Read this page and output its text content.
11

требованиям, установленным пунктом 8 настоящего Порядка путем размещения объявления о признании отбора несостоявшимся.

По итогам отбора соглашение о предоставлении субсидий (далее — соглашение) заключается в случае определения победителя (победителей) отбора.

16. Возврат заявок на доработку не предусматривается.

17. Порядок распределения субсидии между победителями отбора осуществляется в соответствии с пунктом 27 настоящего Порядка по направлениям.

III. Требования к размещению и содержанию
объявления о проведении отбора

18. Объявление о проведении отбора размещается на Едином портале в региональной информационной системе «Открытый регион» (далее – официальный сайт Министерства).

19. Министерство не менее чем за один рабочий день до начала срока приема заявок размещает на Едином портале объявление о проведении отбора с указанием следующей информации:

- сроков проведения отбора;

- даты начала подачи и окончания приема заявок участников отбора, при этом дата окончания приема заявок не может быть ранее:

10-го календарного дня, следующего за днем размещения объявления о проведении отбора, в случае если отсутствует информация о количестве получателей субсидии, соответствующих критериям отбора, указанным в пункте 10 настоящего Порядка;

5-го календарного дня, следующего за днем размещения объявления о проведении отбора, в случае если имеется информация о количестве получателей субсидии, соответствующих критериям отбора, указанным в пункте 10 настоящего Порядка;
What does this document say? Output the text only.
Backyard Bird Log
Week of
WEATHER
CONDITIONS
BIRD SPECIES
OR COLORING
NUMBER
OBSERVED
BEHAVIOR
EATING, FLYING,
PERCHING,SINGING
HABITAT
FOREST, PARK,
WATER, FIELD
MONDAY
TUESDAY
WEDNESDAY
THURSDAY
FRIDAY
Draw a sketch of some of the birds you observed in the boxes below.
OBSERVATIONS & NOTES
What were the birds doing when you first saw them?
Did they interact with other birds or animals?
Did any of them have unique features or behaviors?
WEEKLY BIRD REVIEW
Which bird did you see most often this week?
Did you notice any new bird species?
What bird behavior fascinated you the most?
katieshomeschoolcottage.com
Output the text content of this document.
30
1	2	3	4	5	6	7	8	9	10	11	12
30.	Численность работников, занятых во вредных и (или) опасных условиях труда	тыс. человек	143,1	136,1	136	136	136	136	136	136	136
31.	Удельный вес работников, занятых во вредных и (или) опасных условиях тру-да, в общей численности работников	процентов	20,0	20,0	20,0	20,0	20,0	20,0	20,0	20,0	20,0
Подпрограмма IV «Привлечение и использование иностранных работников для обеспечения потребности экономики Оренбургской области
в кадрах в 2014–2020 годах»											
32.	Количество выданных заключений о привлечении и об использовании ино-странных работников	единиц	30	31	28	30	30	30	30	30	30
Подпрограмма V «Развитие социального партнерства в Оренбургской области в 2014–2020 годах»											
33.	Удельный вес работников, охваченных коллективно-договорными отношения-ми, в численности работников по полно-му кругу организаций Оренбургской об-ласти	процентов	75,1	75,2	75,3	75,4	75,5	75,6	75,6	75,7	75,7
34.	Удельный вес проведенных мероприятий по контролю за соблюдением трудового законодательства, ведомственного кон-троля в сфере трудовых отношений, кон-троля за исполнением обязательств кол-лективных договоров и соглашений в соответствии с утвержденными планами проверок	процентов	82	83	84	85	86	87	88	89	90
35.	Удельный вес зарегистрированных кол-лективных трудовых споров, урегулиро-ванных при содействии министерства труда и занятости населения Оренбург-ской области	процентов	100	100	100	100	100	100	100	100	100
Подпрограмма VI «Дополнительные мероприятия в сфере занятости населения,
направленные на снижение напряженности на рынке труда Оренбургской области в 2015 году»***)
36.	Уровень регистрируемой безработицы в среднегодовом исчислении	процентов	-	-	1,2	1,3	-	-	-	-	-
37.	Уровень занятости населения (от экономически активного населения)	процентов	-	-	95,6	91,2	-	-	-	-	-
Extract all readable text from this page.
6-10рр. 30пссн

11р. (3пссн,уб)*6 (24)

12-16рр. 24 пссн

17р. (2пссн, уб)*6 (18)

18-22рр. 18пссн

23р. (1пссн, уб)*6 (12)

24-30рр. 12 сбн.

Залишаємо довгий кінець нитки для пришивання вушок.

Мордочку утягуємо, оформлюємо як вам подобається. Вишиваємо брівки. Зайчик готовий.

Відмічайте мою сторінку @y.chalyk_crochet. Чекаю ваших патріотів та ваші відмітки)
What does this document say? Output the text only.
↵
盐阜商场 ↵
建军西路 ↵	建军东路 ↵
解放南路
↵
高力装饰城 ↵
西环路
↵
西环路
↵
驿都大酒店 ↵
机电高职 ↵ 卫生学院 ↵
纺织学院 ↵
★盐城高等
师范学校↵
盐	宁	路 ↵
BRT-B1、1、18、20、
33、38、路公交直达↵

=-=-=-=-=

=== WHAT YOU HAVE TO DO ===
Report how many lines in this data include the string "области", and nothing else.

=== FULL SOLUTION ===
4